**To do**
Reproduce the listing below without changes, except that pictures are left out.

**Information given**
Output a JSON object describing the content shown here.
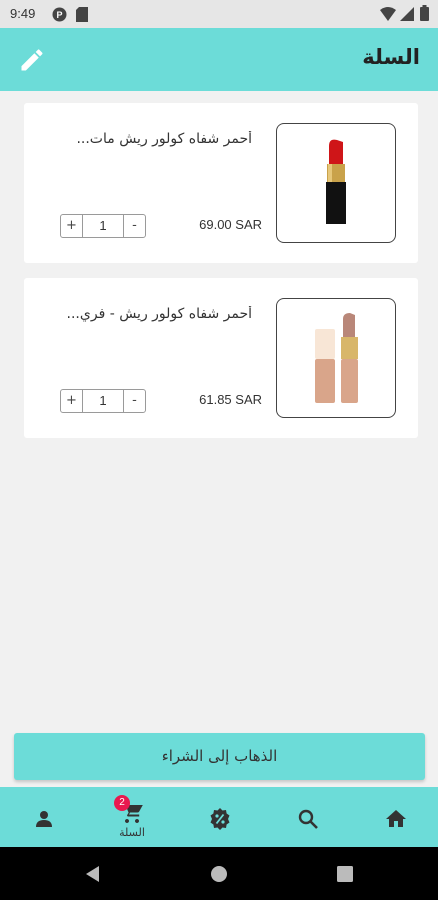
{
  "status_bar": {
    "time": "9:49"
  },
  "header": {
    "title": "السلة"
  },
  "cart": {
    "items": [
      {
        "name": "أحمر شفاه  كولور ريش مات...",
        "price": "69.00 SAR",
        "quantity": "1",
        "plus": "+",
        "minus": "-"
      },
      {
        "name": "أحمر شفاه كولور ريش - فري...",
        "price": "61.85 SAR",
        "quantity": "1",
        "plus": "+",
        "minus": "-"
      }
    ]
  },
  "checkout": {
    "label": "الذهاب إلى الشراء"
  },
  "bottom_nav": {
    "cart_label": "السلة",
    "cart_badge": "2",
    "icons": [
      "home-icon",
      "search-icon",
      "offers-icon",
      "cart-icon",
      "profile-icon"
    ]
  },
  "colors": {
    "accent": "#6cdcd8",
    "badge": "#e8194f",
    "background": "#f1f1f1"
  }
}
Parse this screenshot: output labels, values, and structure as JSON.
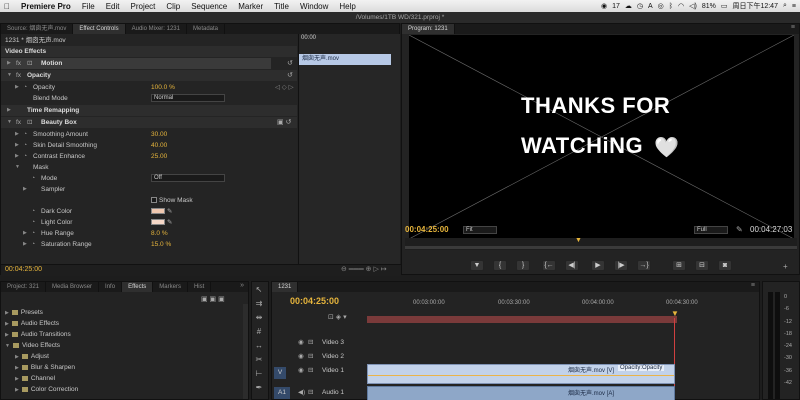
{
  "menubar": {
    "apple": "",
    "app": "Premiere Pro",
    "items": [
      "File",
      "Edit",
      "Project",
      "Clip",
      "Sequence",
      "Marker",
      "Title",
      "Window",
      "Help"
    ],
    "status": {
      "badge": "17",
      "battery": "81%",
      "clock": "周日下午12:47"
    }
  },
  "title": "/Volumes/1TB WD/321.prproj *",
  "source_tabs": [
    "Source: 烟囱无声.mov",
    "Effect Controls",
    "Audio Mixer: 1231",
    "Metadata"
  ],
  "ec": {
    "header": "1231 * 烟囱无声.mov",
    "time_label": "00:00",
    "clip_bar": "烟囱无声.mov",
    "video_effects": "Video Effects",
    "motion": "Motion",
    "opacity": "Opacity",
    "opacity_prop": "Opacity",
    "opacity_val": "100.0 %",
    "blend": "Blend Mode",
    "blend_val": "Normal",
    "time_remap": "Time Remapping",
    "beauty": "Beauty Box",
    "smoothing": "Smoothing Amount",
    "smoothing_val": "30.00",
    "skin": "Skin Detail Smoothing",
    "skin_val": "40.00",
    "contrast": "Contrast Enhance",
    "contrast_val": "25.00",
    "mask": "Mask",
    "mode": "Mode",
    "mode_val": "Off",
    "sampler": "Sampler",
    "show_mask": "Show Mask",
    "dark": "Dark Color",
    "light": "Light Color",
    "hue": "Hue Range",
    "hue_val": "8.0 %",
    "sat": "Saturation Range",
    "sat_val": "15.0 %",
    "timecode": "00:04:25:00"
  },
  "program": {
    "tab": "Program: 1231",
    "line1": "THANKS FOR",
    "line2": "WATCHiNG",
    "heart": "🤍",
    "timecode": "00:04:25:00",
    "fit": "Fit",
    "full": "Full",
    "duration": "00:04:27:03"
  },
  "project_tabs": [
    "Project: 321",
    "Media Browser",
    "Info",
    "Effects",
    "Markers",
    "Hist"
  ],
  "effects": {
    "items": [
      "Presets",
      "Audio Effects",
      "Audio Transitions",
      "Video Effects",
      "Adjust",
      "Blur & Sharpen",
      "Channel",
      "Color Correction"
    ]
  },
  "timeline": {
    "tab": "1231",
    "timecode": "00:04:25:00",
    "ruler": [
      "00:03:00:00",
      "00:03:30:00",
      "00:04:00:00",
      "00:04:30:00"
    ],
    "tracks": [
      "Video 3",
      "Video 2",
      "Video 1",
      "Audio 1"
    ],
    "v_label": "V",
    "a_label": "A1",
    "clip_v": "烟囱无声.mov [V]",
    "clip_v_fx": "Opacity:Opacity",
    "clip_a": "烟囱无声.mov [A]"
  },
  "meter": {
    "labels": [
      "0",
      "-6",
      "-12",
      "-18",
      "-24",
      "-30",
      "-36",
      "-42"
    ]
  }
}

**The result**
Output a JSON object describing the content shown here.
{
  "status_bar": {
    "time": "9:49"
  },
  "header": {
    "title": "السلة"
  },
  "cart": {
    "items": [
      {
        "name": "أحمر شفاه  كولور ريش مات...",
        "price": "69.00 SAR",
        "quantity": "1",
        "plus": "+",
        "minus": "-"
      },
      {
        "name": "أحمر شفاه كولور ريش - فري...",
        "price": "61.85 SAR",
        "quantity": "1",
        "plus": "+",
        "minus": "-"
      }
    ]
  },
  "checkout": {
    "label": "الذهاب إلى الشراء"
  },
  "bottom_nav": {
    "cart_label": "السلة",
    "cart_badge": "2",
    "icons": [
      "home-icon",
      "search-icon",
      "offers-icon",
      "cart-icon",
      "profile-icon"
    ]
  },
  "colors": {
    "accent": "#6cdcd8",
    "badge": "#e8194f",
    "background": "#f1f1f1"
  }
}
Parse this screenshot: output labels, values, and structure as JSON.
{
  "menubar": {
    "apple": "",
    "app": "Premiere Pro",
    "items": [
      "File",
      "Edit",
      "Project",
      "Clip",
      "Sequence",
      "Marker",
      "Title",
      "Window",
      "Help"
    ],
    "status": {
      "badge": "17",
      "battery": "81%",
      "clock": "周日下午12:47"
    }
  },
  "title": "/Volumes/1TB WD/321.prproj *",
  "source_tabs": [
    "Source: 烟囱无声.mov",
    "Effect Controls",
    "Audio Mixer: 1231",
    "Metadata"
  ],
  "ec": {
    "header": "1231 * 烟囱无声.mov",
    "time_label": "00:00",
    "clip_bar": "烟囱无声.mov",
    "video_effects": "Video Effects",
    "motion": "Motion",
    "opacity": "Opacity",
    "opacity_prop": "Opacity",
    "opacity_val": "100.0 %",
    "blend": "Blend Mode",
    "blend_val": "Normal",
    "time_remap": "Time Remapping",
    "beauty": "Beauty Box",
    "smoothing": "Smoothing Amount",
    "smoothing_val": "30.00",
    "skin": "Skin Detail Smoothing",
    "skin_val": "40.00",
    "contrast": "Contrast Enhance",
    "contrast_val": "25.00",
    "mask": "Mask",
    "mode": "Mode",
    "mode_val": "Off",
    "sampler": "Sampler",
    "show_mask": "Show Mask",
    "dark": "Dark Color",
    "light": "Light Color",
    "hue": "Hue Range",
    "hue_val": "8.0 %",
    "sat": "Saturation Range",
    "sat_val": "15.0 %",
    "timecode": "00:04:25:00"
  },
  "program": {
    "tab": "Program: 1231",
    "line1": "THANKS FOR",
    "line2": "WATCHiNG",
    "heart": "🤍",
    "timecode": "00:04:25:00",
    "fit": "Fit",
    "full": "Full",
    "duration": "00:04:27:03"
  },
  "project_tabs": [
    "Project: 321",
    "Media Browser",
    "Info",
    "Effects",
    "Markers",
    "Hist"
  ],
  "effects": {
    "items": [
      "Presets",
      "Audio Effects",
      "Audio Transitions",
      "Video Effects",
      "Adjust",
      "Blur & Sharpen",
      "Channel",
      "Color Correction"
    ]
  },
  "timeline": {
    "tab": "1231",
    "timecode": "00:04:25:00",
    "ruler": [
      "00:03:00:00",
      "00:03:30:00",
      "00:04:00:00",
      "00:04:30:00"
    ],
    "tracks": [
      "Video 3",
      "Video 2",
      "Video 1",
      "Audio 1"
    ],
    "v_label": "V",
    "a_label": "A1",
    "clip_v": "烟囱无声.mov [V]",
    "clip_v_fx": "Opacity:Opacity",
    "clip_a": "烟囱无声.mov [A]"
  },
  "meter": {
    "labels": [
      "0",
      "-6",
      "-12",
      "-18",
      "-24",
      "-30",
      "-36",
      "-42"
    ]
  }
}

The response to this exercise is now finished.